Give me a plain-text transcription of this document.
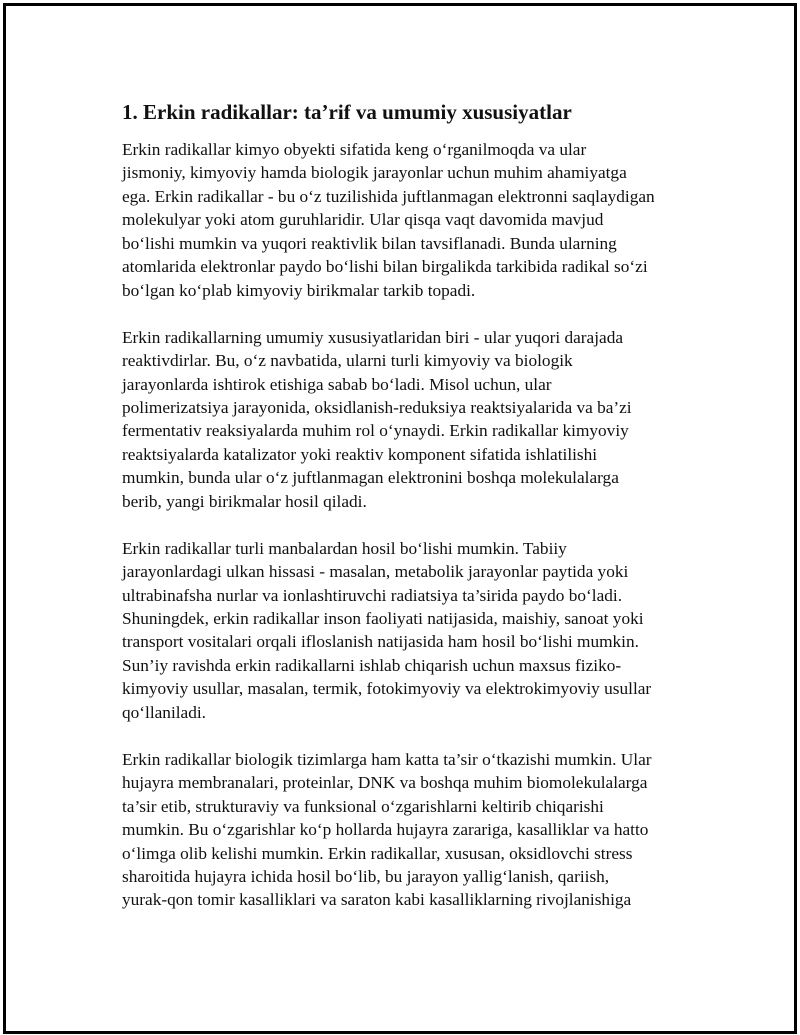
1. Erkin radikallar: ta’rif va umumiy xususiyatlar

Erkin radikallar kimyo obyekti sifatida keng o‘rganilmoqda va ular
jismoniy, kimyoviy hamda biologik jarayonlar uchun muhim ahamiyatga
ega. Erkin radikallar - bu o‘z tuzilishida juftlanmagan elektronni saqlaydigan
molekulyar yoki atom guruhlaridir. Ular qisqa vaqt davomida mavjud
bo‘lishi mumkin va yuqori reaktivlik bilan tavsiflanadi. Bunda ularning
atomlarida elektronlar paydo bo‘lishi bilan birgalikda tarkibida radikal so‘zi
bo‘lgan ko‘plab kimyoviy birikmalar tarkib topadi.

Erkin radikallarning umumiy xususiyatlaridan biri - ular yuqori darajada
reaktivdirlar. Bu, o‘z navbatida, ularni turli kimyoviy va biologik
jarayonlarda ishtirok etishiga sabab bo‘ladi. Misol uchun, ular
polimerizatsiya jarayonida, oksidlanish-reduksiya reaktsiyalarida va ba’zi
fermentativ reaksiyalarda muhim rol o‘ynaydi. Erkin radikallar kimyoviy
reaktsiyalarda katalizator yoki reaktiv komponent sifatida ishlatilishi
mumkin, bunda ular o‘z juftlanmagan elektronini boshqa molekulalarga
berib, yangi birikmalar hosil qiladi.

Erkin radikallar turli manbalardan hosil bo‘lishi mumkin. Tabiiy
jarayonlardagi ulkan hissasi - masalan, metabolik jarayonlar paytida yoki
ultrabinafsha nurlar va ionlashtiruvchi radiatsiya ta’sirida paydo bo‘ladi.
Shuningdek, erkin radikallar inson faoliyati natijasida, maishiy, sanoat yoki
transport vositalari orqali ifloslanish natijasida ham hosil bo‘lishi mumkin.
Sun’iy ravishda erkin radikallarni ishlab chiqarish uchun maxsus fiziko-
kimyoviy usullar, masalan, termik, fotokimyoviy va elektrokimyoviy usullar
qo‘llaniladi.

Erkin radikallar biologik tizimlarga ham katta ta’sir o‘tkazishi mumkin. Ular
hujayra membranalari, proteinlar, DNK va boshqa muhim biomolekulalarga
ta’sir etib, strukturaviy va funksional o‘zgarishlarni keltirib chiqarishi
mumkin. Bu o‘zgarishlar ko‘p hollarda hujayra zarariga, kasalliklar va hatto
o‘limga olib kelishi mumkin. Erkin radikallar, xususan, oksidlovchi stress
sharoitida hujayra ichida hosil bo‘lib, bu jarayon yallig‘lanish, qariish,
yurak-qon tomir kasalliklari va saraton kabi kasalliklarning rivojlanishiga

******************************

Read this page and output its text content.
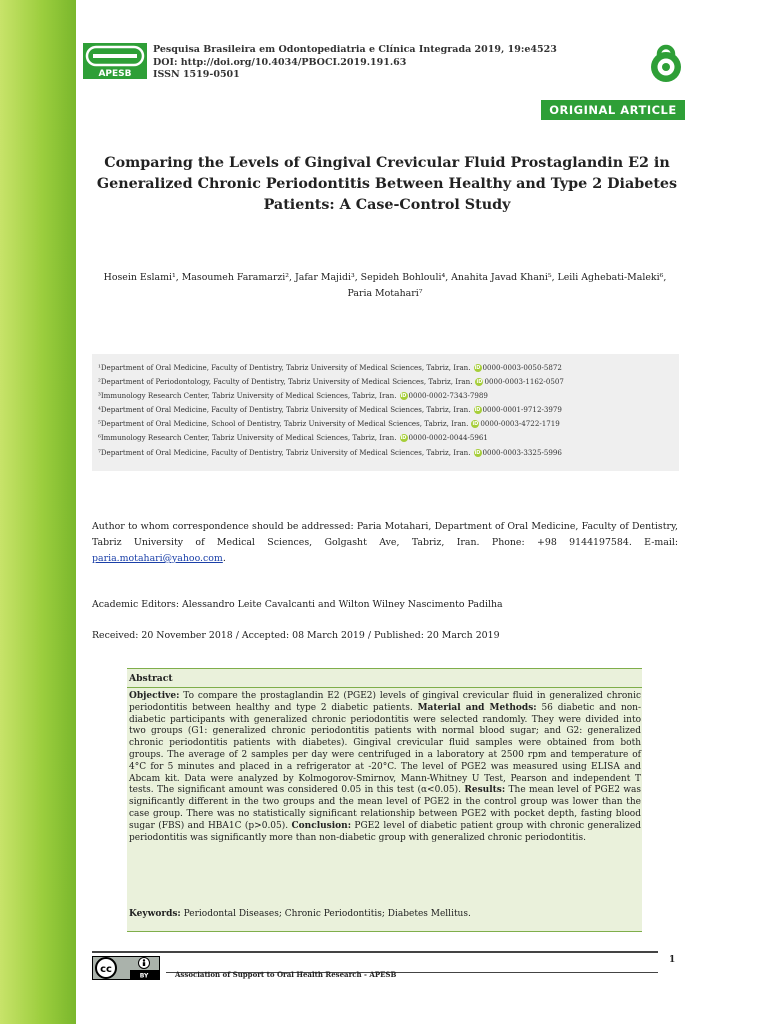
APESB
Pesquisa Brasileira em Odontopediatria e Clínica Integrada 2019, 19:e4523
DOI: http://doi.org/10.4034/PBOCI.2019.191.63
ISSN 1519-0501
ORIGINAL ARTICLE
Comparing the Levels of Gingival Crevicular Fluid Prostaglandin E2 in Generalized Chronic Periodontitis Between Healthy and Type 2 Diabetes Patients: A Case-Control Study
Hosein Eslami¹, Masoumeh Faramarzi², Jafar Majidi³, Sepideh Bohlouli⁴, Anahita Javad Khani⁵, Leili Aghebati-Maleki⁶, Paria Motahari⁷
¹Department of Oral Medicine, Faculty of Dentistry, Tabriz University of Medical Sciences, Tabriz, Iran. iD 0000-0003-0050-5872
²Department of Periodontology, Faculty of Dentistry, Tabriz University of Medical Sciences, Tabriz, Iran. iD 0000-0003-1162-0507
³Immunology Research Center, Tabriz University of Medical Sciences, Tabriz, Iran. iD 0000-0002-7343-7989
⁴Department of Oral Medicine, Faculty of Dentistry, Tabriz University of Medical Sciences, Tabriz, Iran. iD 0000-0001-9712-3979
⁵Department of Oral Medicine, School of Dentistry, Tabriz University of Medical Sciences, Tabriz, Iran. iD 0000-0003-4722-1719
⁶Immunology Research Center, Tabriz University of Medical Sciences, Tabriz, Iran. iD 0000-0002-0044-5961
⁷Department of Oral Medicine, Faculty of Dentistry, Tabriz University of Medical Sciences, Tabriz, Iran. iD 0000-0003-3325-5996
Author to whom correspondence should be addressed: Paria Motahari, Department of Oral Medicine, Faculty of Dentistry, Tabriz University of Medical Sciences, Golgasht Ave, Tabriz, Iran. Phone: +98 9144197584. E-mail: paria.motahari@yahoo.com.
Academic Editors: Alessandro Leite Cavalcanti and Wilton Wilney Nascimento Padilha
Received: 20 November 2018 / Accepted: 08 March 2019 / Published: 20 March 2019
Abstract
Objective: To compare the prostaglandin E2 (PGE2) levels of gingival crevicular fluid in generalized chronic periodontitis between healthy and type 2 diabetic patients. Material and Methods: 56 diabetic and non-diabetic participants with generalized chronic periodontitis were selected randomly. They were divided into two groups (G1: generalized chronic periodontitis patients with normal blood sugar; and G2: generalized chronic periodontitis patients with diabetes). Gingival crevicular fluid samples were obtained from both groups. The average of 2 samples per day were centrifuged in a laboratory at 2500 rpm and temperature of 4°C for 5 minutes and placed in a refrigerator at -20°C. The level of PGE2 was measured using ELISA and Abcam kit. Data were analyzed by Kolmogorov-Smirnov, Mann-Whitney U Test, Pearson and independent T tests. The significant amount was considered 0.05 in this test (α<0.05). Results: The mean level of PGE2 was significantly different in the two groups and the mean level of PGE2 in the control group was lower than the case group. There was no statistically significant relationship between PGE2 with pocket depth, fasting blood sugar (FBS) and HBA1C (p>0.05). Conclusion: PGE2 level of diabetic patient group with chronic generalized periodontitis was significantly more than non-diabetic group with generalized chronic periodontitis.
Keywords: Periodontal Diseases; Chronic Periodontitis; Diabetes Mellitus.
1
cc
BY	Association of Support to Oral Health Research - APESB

******************************

> _Task to carry out_:
Where a line contains the word "text", copy that line from the listing above.

> _Result for this exercise_:
Give me a plain-text transcription of this document.
Read this page and output its text content.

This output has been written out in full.